Your instructions ▸ Your task is to transcribe all of the records exactly and leave out the pictures.
--- Begin ---
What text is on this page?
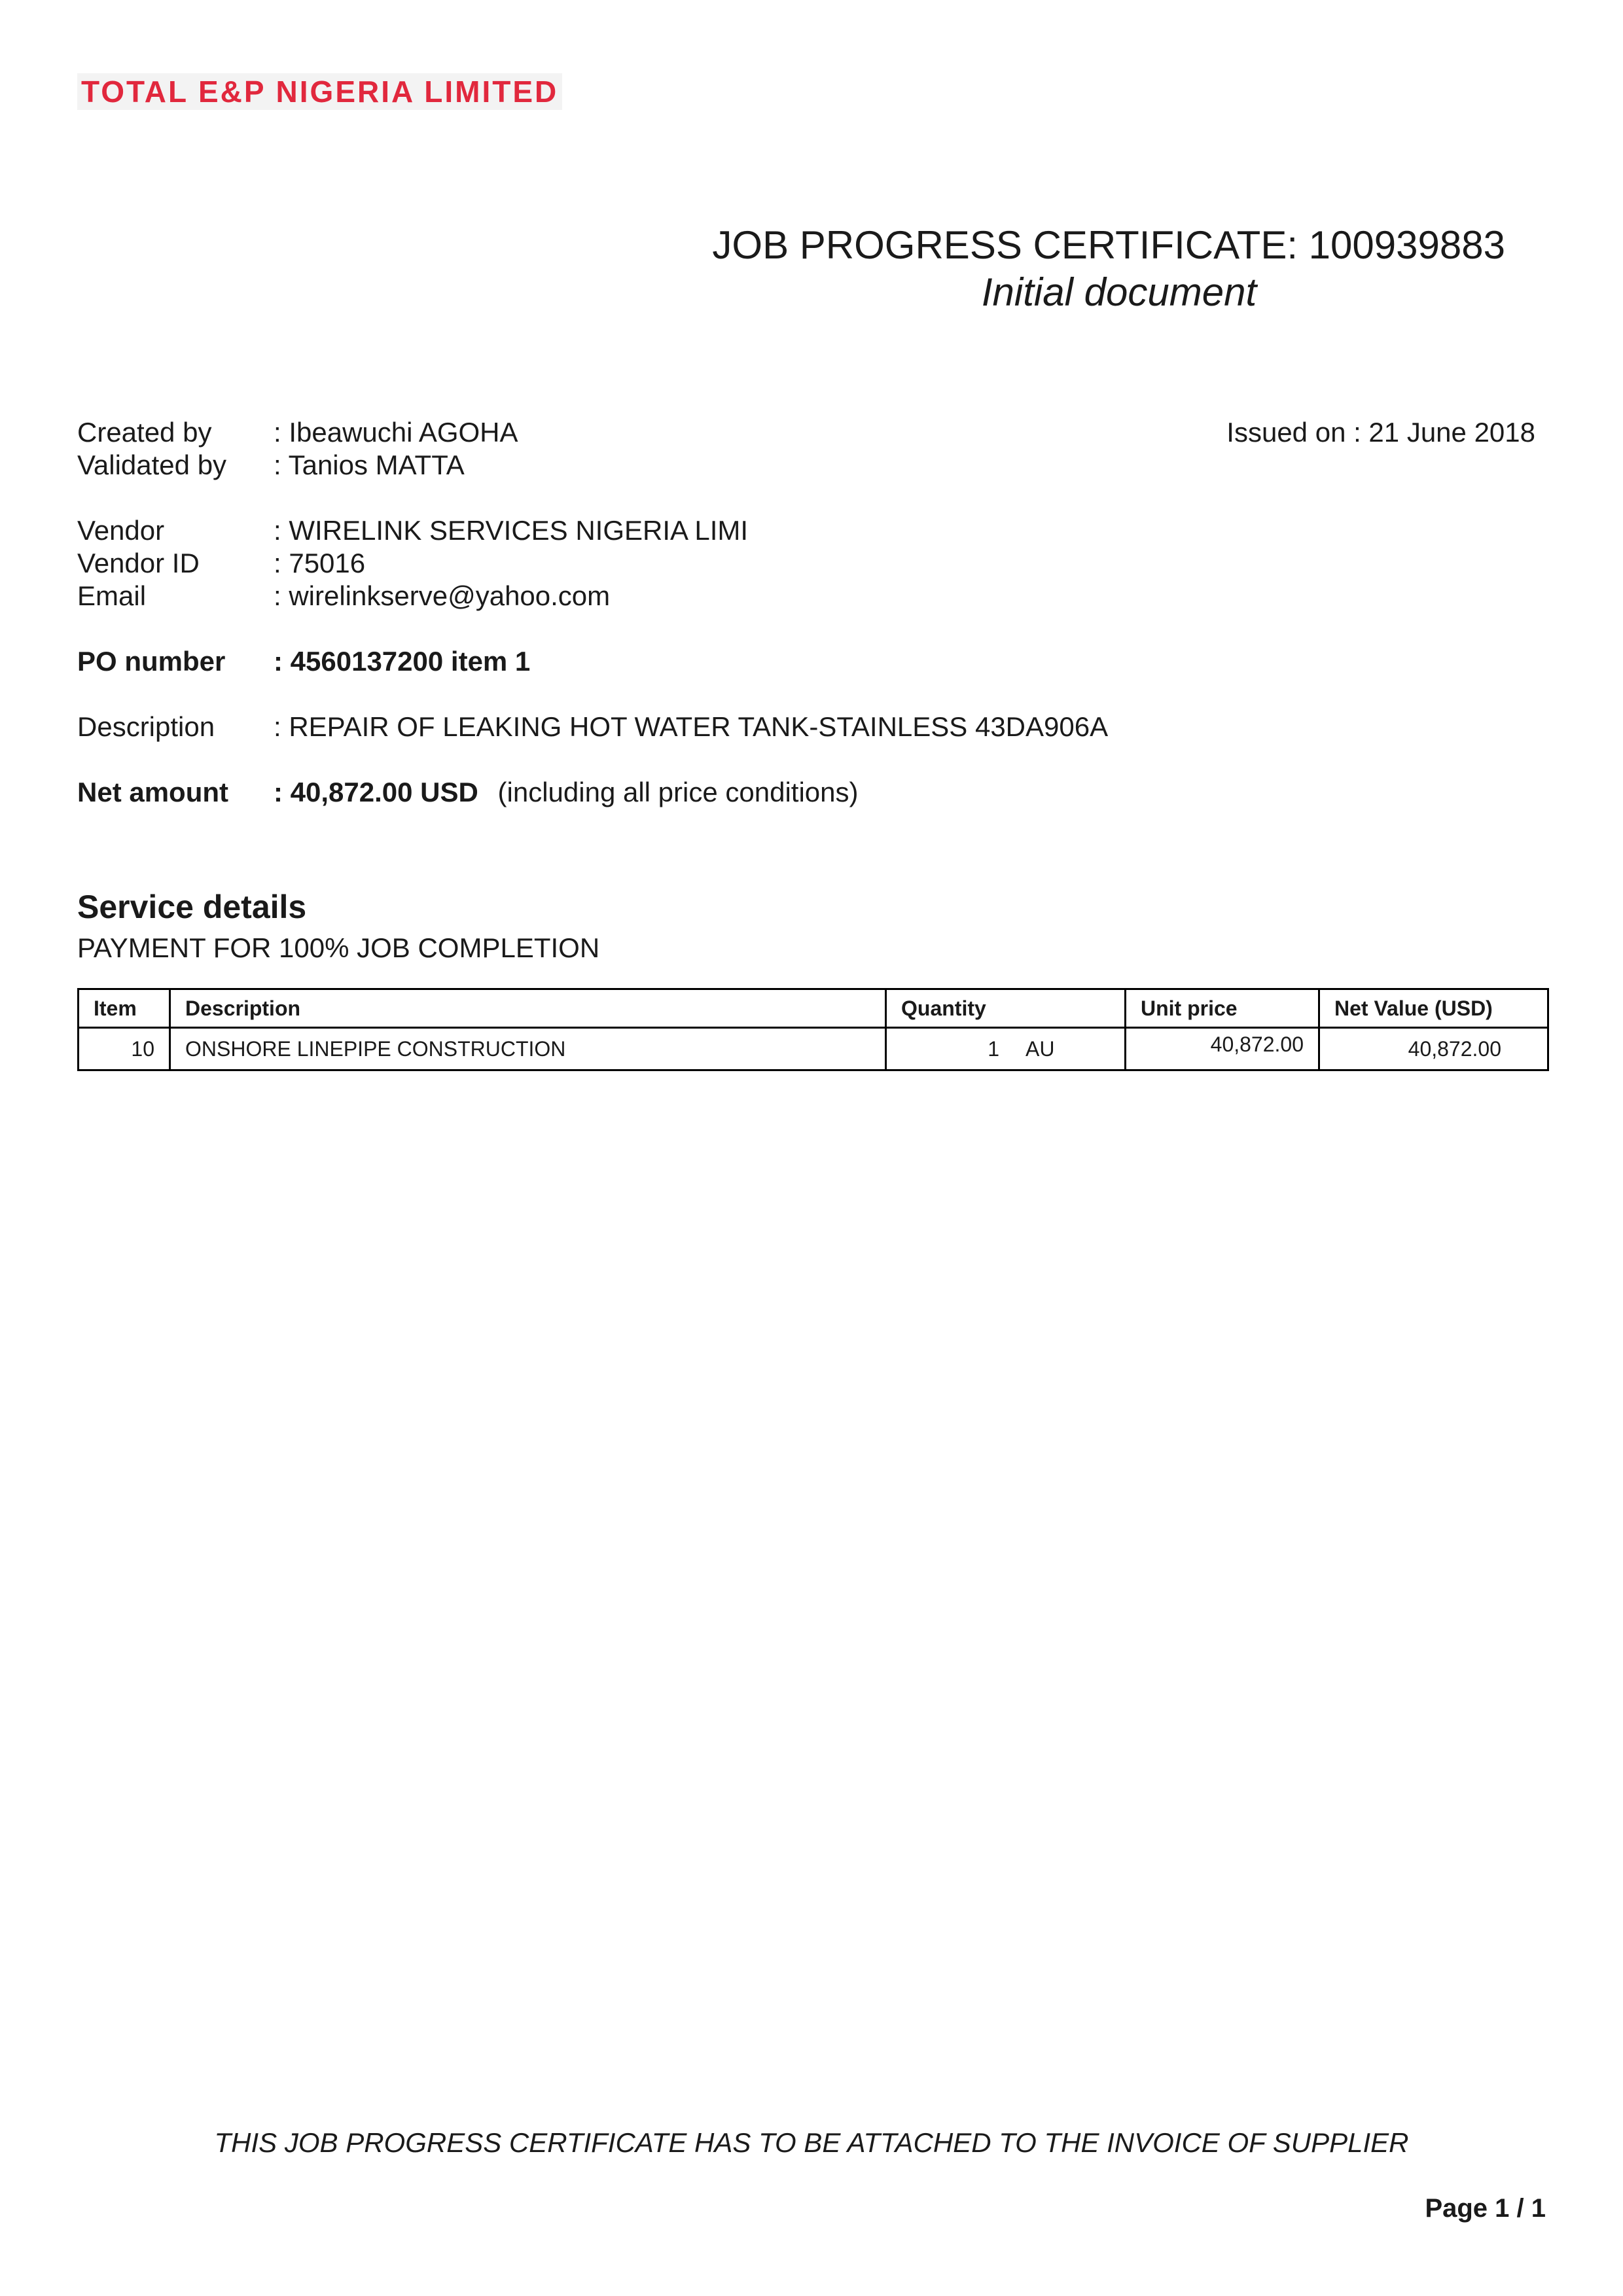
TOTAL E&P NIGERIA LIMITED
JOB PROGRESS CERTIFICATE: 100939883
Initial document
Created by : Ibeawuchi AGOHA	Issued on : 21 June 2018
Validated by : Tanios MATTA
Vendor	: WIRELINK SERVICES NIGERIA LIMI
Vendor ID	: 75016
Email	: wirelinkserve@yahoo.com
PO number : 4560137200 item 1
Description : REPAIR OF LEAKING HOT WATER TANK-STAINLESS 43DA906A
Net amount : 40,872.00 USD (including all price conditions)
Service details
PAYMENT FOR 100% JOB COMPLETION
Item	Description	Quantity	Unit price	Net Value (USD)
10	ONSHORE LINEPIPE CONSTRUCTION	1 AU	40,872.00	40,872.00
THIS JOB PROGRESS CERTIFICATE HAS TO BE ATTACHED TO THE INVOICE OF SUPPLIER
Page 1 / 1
--- End ---
Response below ▸
What text is on this page?
TOTAL E&P NIGERIA LIMITED
JOB PROGRESS CERTIFICATE: 100939883
Initial document
Created by : Ibeawuchi AGOHA	Issued on : 21 June 2018
Validated by : Tanios MATTA
Vendor	: WIRELINK SERVICES NIGERIA LIMI
Vendor ID	: 75016
Email	: wirelinkserve@yahoo.com
PO number : 4560137200 item 1
Description : REPAIR OF LEAKING HOT WATER TANK-STAINLESS 43DA906A
Net amount : 40,872.00 USD (including all price conditions)
Service details
PAYMENT FOR 100% JOB COMPLETION
Item	Description	Quantity	Unit price	Net Value (USD)
10	ONSHORE LINEPIPE CONSTRUCTION	1 AU	40,872.00	40,872.00
THIS JOB PROGRESS CERTIFICATE HAS TO BE ATTACHED TO THE INVOICE OF SUPPLIER
Page 1 / 1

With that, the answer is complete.